— start Input —
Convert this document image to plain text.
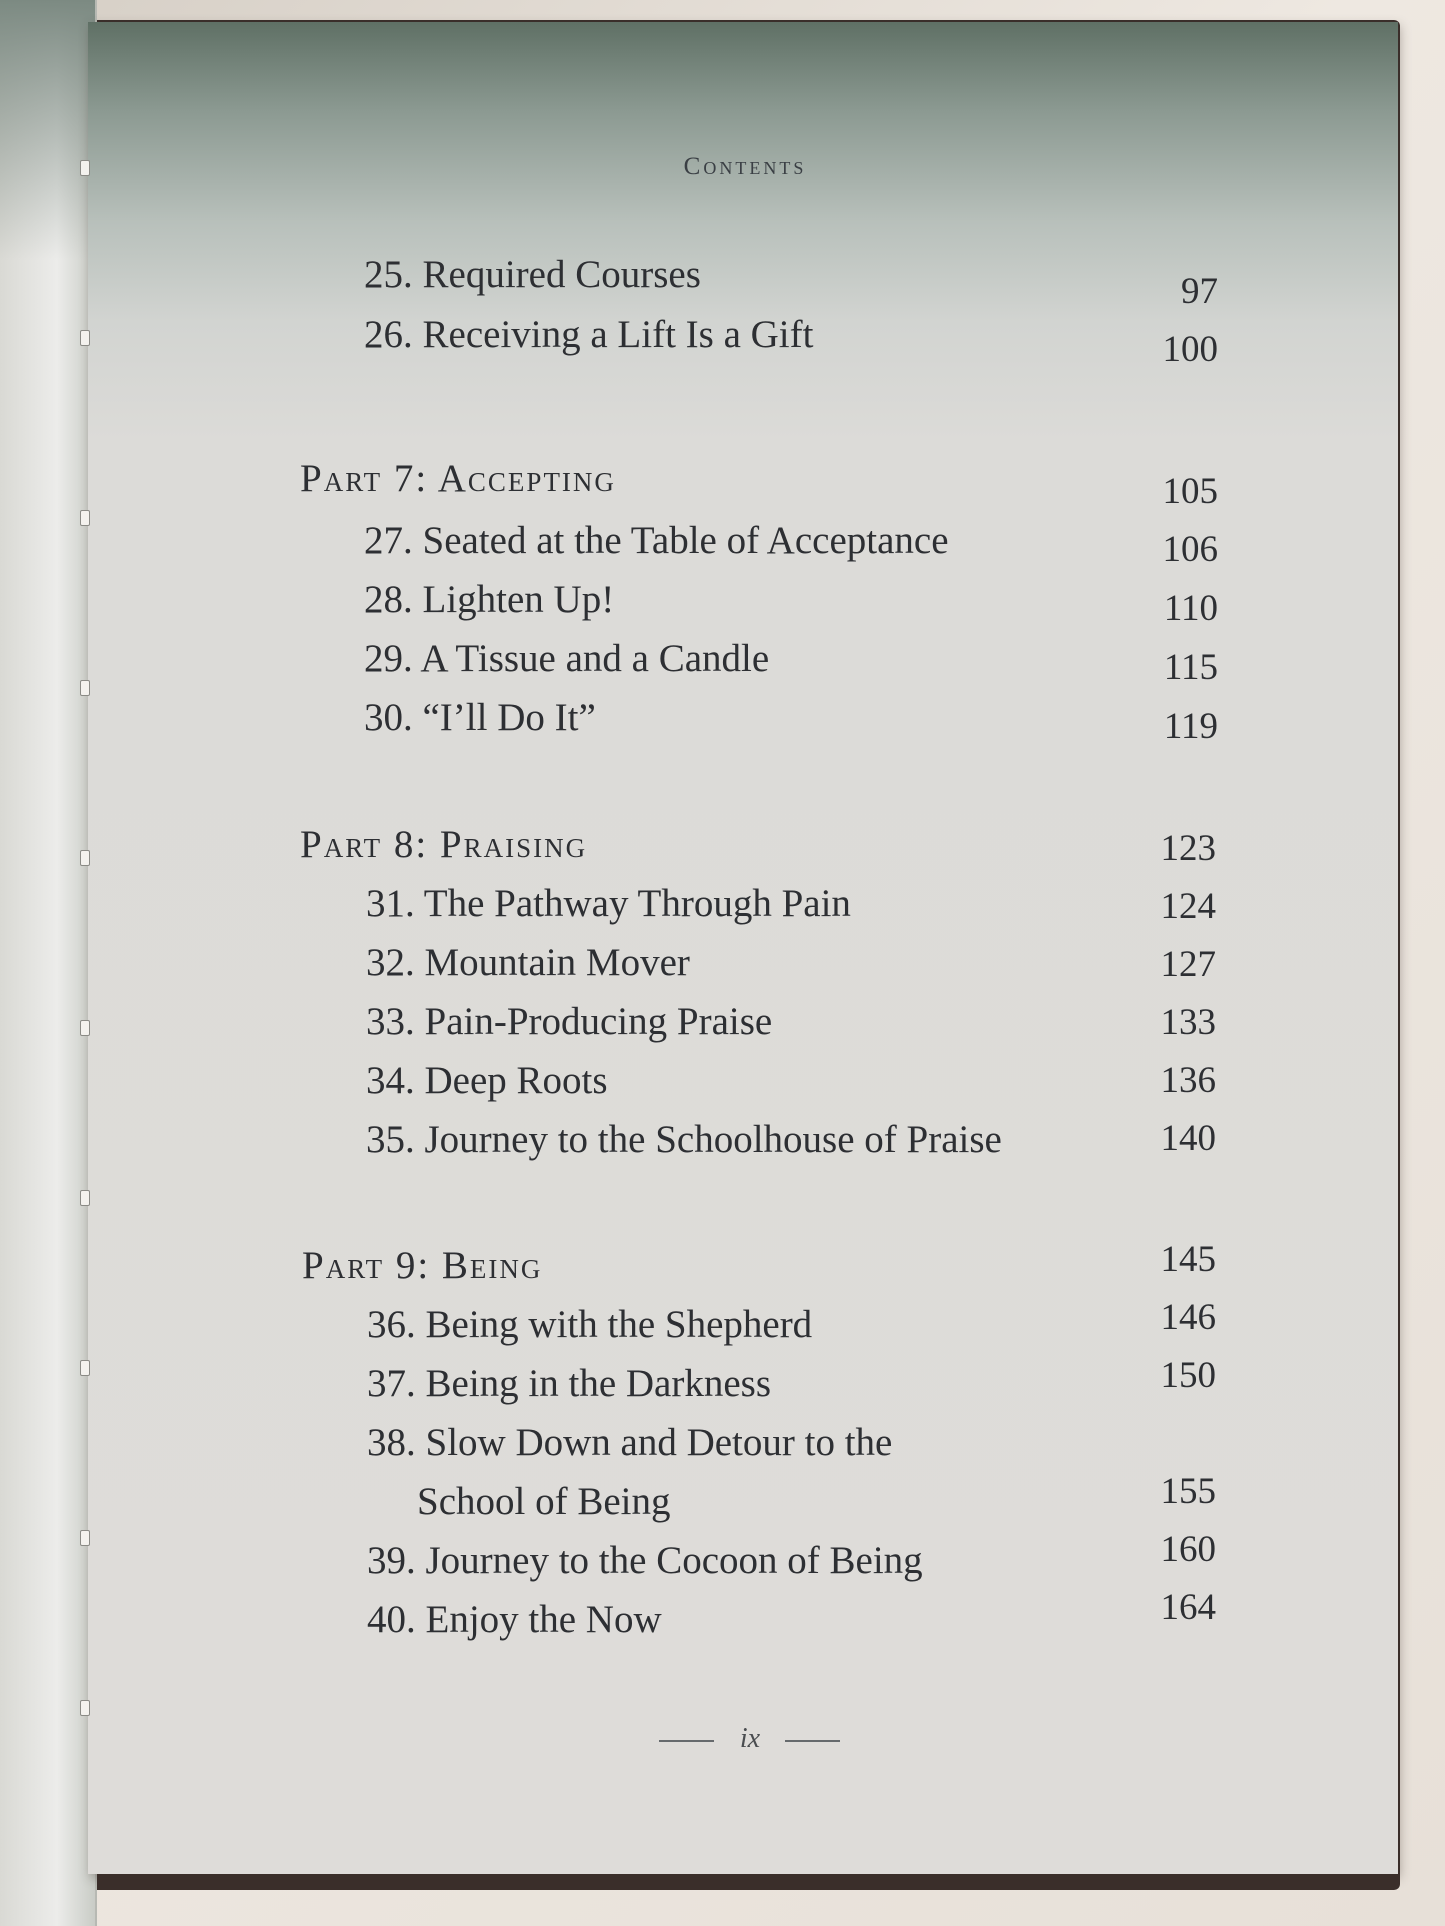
Contents
25. Required Courses	97
26. Receiving a Lift Is a Gift	100
Part 7: Accepting	105
27. Seated at the Table of Acceptance	106
28. Lighten Up!	110
29. A Tissue and a Candle	115
30. “I’ll Do It”	119
Part 8: Praising	123
31. The Pathway Through Pain	124
32. Mountain Mover	127
33. Pain-Producing Praise	133
34. Deep Roots	136
35. Journey to the Schoolhouse of Praise	140
Part 9: Being	145
36. Being with the Shepherd	146
37. Being in the Darkness	150
38. Slow Down and Detour to the
School of Being	155
39. Journey to the Cocoon of Being	160
40. Enjoy the Now	164
ix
— end Input —
*Brief*. Please set down each line of the data above exactly as written, without the pictures.

*Result for this task*.
Convert this document image to plain text.
Contents
25. Required Courses	97
26. Receiving a Lift Is a Gift	100
Part 7: Accepting	105
27. Seated at the Table of Acceptance	106
28. Lighten Up!	110
29. A Tissue and a Candle	115
30. “I’ll Do It”	119
Part 8: Praising	123
31. The Pathway Through Pain	124
32. Mountain Mover	127
33. Pain-Producing Praise	133
34. Deep Roots	136
35. Journey to the Schoolhouse of Praise	140
Part 9: Being	145
36. Being with the Shepherd	146
37. Being in the Darkness	150
38. Slow Down and Detour to the
School of Being	155
39. Journey to the Cocoon of Being	160
40. Enjoy the Now	164
ix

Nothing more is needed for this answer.